THE REQUEST -> Count how many lines contain the word "name". Please give only the number.

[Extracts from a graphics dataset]
--

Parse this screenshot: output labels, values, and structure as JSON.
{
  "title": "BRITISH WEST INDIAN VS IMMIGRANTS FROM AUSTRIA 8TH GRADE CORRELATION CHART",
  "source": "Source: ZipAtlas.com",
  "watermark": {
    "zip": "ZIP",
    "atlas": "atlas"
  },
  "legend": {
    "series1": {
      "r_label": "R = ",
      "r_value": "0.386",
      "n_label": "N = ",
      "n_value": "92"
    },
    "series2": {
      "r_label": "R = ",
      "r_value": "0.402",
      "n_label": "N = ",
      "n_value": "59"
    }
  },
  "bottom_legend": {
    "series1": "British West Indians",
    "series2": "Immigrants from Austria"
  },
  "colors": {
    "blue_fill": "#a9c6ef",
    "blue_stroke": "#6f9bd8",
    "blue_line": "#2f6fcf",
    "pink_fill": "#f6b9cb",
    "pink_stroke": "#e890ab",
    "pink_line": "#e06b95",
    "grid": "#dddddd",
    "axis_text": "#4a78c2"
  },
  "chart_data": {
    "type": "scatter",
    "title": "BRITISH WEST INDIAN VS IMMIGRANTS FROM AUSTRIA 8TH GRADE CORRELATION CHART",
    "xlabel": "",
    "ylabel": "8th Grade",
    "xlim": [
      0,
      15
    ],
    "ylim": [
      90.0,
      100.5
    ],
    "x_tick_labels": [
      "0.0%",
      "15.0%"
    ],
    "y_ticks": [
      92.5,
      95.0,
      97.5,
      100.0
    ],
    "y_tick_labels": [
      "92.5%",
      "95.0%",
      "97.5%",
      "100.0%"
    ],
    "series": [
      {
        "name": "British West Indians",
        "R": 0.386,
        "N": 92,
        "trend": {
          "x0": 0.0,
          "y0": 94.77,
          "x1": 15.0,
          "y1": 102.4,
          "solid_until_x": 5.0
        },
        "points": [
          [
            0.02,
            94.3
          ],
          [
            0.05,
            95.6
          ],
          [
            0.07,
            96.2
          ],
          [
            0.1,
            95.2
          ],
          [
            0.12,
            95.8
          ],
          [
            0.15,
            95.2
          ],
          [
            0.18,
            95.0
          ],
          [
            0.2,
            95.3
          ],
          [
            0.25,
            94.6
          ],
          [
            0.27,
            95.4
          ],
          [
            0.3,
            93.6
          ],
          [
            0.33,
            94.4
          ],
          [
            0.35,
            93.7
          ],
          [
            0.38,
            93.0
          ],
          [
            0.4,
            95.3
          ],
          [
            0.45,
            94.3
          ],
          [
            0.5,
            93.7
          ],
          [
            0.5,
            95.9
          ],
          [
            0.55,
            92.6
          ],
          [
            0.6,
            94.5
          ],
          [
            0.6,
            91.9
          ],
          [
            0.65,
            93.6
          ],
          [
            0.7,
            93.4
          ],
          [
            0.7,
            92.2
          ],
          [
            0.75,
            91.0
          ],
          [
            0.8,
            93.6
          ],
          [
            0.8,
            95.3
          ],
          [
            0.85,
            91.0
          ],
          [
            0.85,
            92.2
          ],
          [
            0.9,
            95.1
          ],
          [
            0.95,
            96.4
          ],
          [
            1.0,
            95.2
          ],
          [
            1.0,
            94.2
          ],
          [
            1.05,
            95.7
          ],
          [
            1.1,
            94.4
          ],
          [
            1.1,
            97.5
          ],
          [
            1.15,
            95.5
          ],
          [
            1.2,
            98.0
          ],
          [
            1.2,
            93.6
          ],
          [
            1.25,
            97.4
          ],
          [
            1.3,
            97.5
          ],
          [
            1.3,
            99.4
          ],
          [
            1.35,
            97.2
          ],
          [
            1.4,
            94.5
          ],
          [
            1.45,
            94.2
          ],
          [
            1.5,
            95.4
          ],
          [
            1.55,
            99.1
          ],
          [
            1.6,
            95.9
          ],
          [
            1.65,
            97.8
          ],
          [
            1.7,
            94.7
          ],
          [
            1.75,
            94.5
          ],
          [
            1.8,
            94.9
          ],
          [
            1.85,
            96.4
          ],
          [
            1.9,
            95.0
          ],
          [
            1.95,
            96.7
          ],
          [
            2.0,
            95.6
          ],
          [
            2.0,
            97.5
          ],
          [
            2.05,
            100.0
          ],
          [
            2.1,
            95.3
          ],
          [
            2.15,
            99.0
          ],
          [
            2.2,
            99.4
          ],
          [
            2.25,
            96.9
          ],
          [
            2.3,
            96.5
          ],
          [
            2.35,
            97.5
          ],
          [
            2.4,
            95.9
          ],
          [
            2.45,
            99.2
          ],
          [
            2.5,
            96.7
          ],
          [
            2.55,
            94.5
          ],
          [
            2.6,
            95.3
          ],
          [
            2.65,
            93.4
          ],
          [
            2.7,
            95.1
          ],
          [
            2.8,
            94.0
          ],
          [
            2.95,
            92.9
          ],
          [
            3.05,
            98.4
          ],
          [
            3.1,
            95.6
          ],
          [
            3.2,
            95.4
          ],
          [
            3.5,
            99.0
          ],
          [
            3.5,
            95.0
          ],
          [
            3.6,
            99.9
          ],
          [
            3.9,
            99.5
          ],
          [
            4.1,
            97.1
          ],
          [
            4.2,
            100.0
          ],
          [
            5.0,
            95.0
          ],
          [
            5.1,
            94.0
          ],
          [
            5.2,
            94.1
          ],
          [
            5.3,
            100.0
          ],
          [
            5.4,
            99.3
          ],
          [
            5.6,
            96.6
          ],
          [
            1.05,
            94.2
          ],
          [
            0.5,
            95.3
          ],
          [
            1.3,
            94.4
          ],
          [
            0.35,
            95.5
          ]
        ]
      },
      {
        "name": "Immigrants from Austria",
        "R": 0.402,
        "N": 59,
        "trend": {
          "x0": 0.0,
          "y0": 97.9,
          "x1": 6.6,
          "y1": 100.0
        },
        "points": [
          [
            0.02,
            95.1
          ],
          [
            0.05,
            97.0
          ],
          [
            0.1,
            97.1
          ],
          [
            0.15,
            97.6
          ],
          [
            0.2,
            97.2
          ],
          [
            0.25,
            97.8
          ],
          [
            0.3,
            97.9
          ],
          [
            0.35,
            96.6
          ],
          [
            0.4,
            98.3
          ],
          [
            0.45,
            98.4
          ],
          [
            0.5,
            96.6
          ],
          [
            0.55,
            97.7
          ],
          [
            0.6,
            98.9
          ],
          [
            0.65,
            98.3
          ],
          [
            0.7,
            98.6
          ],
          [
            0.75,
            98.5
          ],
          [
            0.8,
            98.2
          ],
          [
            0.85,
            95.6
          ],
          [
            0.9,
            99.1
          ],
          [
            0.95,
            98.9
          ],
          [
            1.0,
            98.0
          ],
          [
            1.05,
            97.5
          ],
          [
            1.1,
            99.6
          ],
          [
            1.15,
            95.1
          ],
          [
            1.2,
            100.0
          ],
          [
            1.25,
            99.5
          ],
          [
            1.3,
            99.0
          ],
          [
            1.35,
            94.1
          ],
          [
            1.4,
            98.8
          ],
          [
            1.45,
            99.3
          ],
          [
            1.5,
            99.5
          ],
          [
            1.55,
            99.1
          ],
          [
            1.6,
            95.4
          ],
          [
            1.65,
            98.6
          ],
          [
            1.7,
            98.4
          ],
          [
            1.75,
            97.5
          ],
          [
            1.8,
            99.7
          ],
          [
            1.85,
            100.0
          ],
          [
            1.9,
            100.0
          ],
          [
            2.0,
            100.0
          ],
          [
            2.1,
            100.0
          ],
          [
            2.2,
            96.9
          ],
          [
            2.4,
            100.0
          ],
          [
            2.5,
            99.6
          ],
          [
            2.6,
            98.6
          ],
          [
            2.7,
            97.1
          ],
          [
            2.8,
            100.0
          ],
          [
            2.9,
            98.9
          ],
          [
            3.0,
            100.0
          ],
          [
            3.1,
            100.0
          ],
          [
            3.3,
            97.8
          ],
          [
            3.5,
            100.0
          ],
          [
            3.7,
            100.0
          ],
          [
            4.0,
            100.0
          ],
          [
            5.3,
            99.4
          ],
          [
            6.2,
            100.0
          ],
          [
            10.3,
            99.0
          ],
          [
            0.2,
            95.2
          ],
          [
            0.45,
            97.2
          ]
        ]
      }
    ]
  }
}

--

CORRECT OUTPUT -> 2